## Given records
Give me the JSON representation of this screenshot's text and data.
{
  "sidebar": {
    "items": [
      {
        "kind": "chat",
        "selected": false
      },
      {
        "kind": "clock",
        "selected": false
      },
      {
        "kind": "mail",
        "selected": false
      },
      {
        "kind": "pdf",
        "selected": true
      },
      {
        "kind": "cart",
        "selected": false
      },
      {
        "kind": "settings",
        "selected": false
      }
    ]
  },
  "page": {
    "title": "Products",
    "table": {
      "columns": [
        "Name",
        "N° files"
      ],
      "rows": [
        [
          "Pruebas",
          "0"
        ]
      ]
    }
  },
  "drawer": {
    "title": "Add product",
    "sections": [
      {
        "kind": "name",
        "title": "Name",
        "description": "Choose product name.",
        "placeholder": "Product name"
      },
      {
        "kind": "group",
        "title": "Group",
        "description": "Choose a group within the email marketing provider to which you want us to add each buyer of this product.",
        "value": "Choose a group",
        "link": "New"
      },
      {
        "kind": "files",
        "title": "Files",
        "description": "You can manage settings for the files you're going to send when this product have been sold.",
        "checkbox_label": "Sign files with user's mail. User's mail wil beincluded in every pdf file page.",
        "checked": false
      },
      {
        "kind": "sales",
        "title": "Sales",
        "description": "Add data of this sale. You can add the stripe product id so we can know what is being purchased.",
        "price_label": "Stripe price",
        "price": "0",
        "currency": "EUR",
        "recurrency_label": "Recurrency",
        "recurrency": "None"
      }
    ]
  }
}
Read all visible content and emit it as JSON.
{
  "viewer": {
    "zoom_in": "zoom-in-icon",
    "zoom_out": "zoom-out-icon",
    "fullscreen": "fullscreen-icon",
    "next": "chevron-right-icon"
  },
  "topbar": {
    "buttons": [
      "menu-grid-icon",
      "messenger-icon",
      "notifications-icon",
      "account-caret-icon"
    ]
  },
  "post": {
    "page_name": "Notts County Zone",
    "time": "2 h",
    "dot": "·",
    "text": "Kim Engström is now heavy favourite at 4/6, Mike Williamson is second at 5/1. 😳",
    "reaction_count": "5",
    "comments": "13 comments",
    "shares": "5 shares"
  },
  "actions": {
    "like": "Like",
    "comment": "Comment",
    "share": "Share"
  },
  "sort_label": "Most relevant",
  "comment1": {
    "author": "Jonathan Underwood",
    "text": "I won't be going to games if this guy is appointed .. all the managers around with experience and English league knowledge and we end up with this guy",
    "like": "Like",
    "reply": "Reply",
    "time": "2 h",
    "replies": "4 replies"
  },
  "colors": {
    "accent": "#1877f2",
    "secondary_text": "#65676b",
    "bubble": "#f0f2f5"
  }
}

## What is expected
Repeat every record, keeping each word and mark exactly as it is.

## The result
Give me the JSON representation of this screenshot's text and data.
{
  "sidebar": {
    "items": [
      {
        "kind": "chat",
        "selected": false
      },
      {
        "kind": "clock",
        "selected": false
      },
      {
        "kind": "mail",
        "selected": false
      },
      {
        "kind": "pdf",
        "selected": true
      },
      {
        "kind": "cart",
        "selected": false
      },
      {
        "kind": "settings",
        "selected": false
      }
    ]
  },
  "page": {
    "title": "Products",
    "table": {
      "columns": [
        "Name",
        "N° files"
      ],
      "rows": [
        [
          "Pruebas",
          "0"
        ]
      ]
    }
  },
  "drawer": {
    "title": "Add product",
    "sections": [
      {
        "kind": "name",
        "title": "Name",
        "description": "Choose product name.",
        "placeholder": "Product name"
      },
      {
        "kind": "group",
        "title": "Group",
        "description": "Choose a group within the email marketing provider to which you want us to add each buyer of this product.",
        "value": "Choose a group",
        "link": "New"
      },
      {
        "kind": "files",
        "title": "Files",
        "description": "You can manage settings for the files you're going to send when this product have been sold.",
        "checkbox_label": "Sign files with user's mail. User's mail wil beincluded in every pdf file page.",
        "checked": false
      },
      {
        "kind": "sales",
        "title": "Sales",
        "description": "Add data of this sale. You can add the stripe product id so we can know what is being purchased.",
        "price_label": "Stripe price",
        "price": "0",
        "currency": "EUR",
        "recurrency_label": "Recurrency",
        "recurrency": "None"
      }
    ]
  }
}
Read all visible content and emit it as JSON.
{
  "viewer": {
    "zoom_in": "zoom-in-icon",
    "zoom_out": "zoom-out-icon",
    "fullscreen": "fullscreen-icon",
    "next": "chevron-right-icon"
  },
  "topbar": {
    "buttons": [
      "menu-grid-icon",
      "messenger-icon",
      "notifications-icon",
      "account-caret-icon"
    ]
  },
  "post": {
    "page_name": "Notts County Zone",
    "time": "2 h",
    "dot": "·",
    "text": "Kim Engström is now heavy favourite at 4/6, Mike Williamson is second at 5/1. 😳",
    "reaction_count": "5",
    "comments": "13 comments",
    "shares": "5 shares"
  },
  "actions": {
    "like": "Like",
    "comment": "Comment",
    "share": "Share"
  },
  "sort_label": "Most relevant",
  "comment1": {
    "author": "Jonathan Underwood",
    "text": "I won't be going to games if this guy is appointed .. all the managers around with experience and English league knowledge and we end up with this guy",
    "like": "Like",
    "reply": "Reply",
    "time": "2 h",
    "replies": "4 replies"
  },
  "colors": {
    "accent": "#1877f2",
    "secondary_text": "#65676b",
    "bubble": "#f0f2f5"
  }
}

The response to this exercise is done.